• **Entries shown**:
● ● ● ●

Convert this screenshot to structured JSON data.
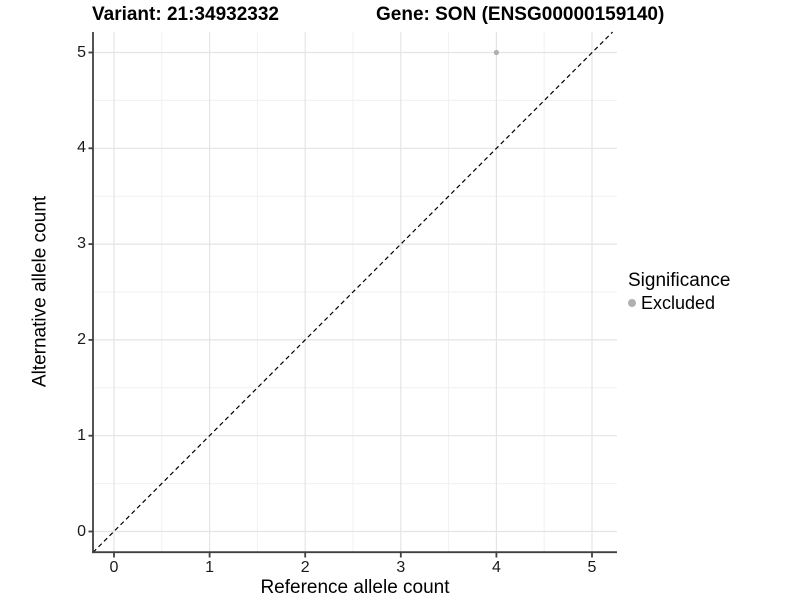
{
  "title": {
    "variant": "Variant: 21:34932332",
    "gene": "Gene: SON (ENSG00000159140)"
  },
  "axes": {
    "x": {
      "label": "Reference allele count",
      "ticks": [
        "0",
        "1",
        "2",
        "3",
        "4",
        "5"
      ]
    },
    "y": {
      "label": "Alternative allele count",
      "ticks": [
        "0",
        "1",
        "2",
        "3",
        "4",
        "5"
      ]
    }
  },
  "legend": {
    "title": "Significance",
    "items": [
      {
        "label": "Excluded",
        "color": "#b0b0b0"
      }
    ]
  },
  "chart_data": {
    "type": "scatter",
    "title": "Variant: 21:34932332    Gene: SON (ENSG00000159140)",
    "xlabel": "Reference allele count",
    "ylabel": "Alternative allele count",
    "xlim": [
      -0.25,
      5.25
    ],
    "ylim": [
      -0.25,
      5.25
    ],
    "x_ticks": [
      0,
      1,
      2,
      3,
      4,
      5
    ],
    "y_ticks": [
      0,
      1,
      2,
      3,
      4,
      5
    ],
    "grid": "major and minor, light gray on white",
    "legend_position": "right",
    "series": [
      {
        "name": "Excluded",
        "color": "#b0b0b0",
        "points": [
          {
            "x": 4,
            "y": 5
          }
        ]
      }
    ],
    "reference_line": {
      "type": "identity y=x",
      "style": "dashed",
      "color": "#000000"
    }
  },
  "colors": {
    "background": "#ffffff",
    "grid_major": "#e4e4e4",
    "grid_minor": "#f1f1f1",
    "axis_line": "#404040",
    "point": "#b0b0b0"
  }
}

● ● ● ●

• **Your instructions**: Return every line of the records exactly as given, pictures excluded.

• **Solved exercise**:
Convert this screenshot to structured JSON data.
{
  "title": {
    "variant": "Variant: 21:34932332",
    "gene": "Gene: SON (ENSG00000159140)"
  },
  "axes": {
    "x": {
      "label": "Reference allele count",
      "ticks": [
        "0",
        "1",
        "2",
        "3",
        "4",
        "5"
      ]
    },
    "y": {
      "label": "Alternative allele count",
      "ticks": [
        "0",
        "1",
        "2",
        "3",
        "4",
        "5"
      ]
    }
  },
  "legend": {
    "title": "Significance",
    "items": [
      {
        "label": "Excluded",
        "color": "#b0b0b0"
      }
    ]
  },
  "chart_data": {
    "type": "scatter",
    "title": "Variant: 21:34932332    Gene: SON (ENSG00000159140)",
    "xlabel": "Reference allele count",
    "ylabel": "Alternative allele count",
    "xlim": [
      -0.25,
      5.25
    ],
    "ylim": [
      -0.25,
      5.25
    ],
    "x_ticks": [
      0,
      1,
      2,
      3,
      4,
      5
    ],
    "y_ticks": [
      0,
      1,
      2,
      3,
      4,
      5
    ],
    "grid": "major and minor, light gray on white",
    "legend_position": "right",
    "series": [
      {
        "name": "Excluded",
        "color": "#b0b0b0",
        "points": [
          {
            "x": 4,
            "y": 5
          }
        ]
      }
    ],
    "reference_line": {
      "type": "identity y=x",
      "style": "dashed",
      "color": "#000000"
    }
  },
  "colors": {
    "background": "#ffffff",
    "grid_major": "#e4e4e4",
    "grid_minor": "#f1f1f1",
    "axis_line": "#404040",
    "point": "#b0b0b0"
  }
}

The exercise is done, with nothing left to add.